▶ _EXERCISE INSTRUCTIONS_:
List all lines in the material below that contain "Historical".

----- DATA PROVIDED

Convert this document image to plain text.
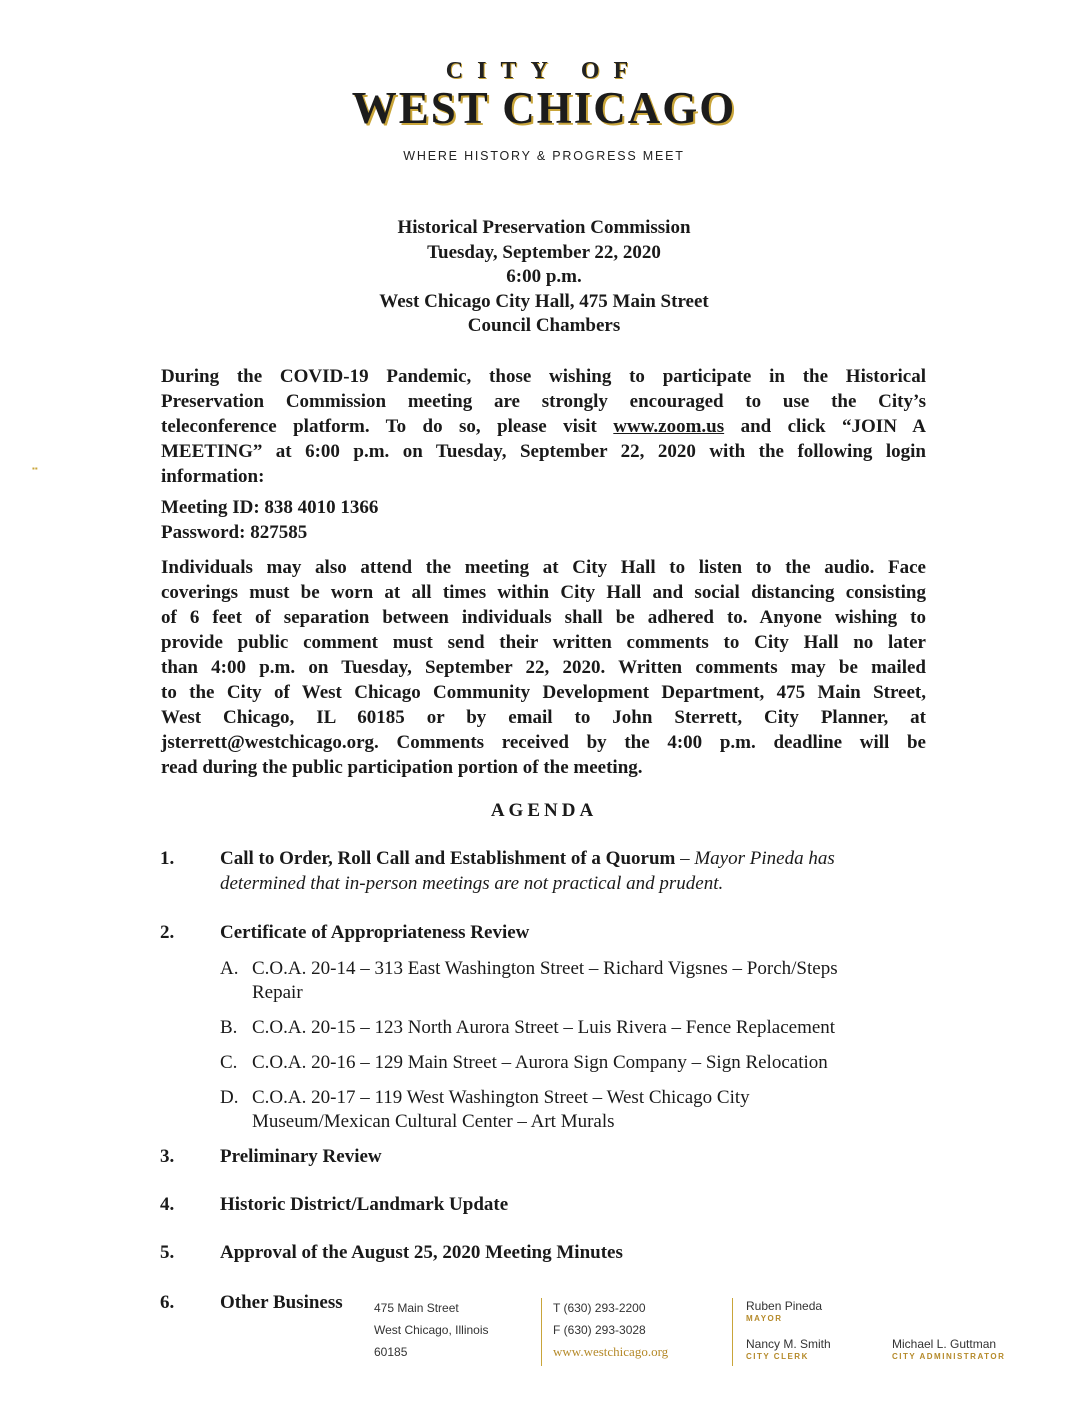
CITY OF
WEST CHICAGO
WHERE HISTORY & PROGRESS MEET
Historical Preservation Commission
Tuesday, September 22, 2020
6:00 p.m.
West Chicago City Hall, 475 Main Street
Council Chambers
▪▪
During the COVID-19 Pandemic, those wishing to participate in the Historical
Preservation Commission meeting are strongly encouraged to use the City’s
teleconference platform. To do so, please visit www.zoom.us and click “JOIN A
MEETING” at 6:00 p.m. on Tuesday, September 22, 2020 with the following login
information:
Meeting ID: 838 4010 1366
Password: 827585
Individuals may also attend the meeting at City Hall to listen to the audio. Face
coverings must be worn at all times within City Hall and social distancing consisting
of 6 feet of separation between individuals shall be adhered to. Anyone wishing to
provide public comment must send their written comments to City Hall no later
than 4:00 p.m. on Tuesday, September 22, 2020. Written comments may be mailed
to the City of West Chicago Community Development Department, 475 Main Street,
West Chicago, IL 60185 or by email to John Sterrett, City Planner, at
jsterrett@westchicago.org. Comments received by the 4:00 p.m. deadline will be
read during the public participation portion of the meeting.
AGENDA
1. Call to Order, Roll Call and Establishment of a Quorum – Mayor Pineda has
determined that in-person meetings are not practical and prudent.
2. Certificate of Appropriateness Review
A. C.O.A. 20-14 – 313 East Washington Street – Richard Vigsnes – Porch/Steps
Repair
B. C.O.A. 20-15 – 123 North Aurora Street – Luis Rivera – Fence Replacement
C. C.O.A. 20-16 – 129 Main Street – Aurora Sign Company – Sign Relocation
D. C.O.A. 20-17 – 119 West Washington Street – West Chicago City
Museum/Mexican Cultural Center – Art Murals
3. Preliminary Review
4. Historic District/Landmark Update
5. Approval of the August 25, 2020 Meeting Minutes
6. Other Business	475 Main Street
West Chicago, Illinois
60185
T (630) 293-2200
F (630) 293-3028
www.westchicago.org
Ruben Pineda
MAYOR
Nancy M. Smith
CITY CLERK
Michael L. Guttman
CITY ADMINISTRATOR
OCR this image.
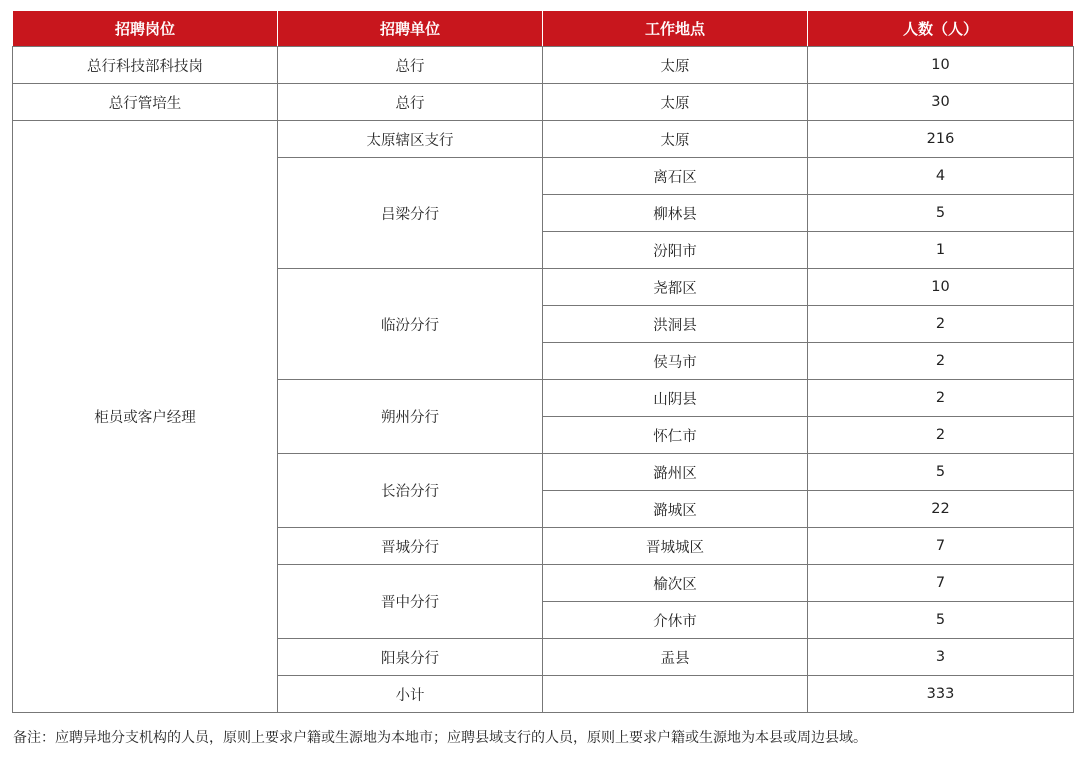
招聘岗位	招聘单位	工作地点	人数（人）
总行科技部科技岗	总行	太原	10
总行管培生	总行	太原	30
柜员或客户经理	太原辖区支行	太原	216
	吕梁分行	离石区	4
		柳林县	5
		汾阳市	1
	临汾分行	尧都区	10
		洪洞县	2
		侯马市	2
	朔州分行	山阴县	2
		怀仁市	2
	长治分行	潞州区	5
		潞城区	22
	晋城分行	晋城城区	7
	晋中分行	榆次区	7
		介休市	5
	阳泉分行	盂县	3
	小计		333
备注：应聘异地分支机构的人员，原则上要求户籍或生源地为本地市；应聘县域支行的人员，原则上要求户籍或生源地为本县或周边县域。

----------

▶ _EXERCISE ANSWER_:
Historical Preservation Commission
During the COVID-19 Pandemic, those wishing to participate in the Historical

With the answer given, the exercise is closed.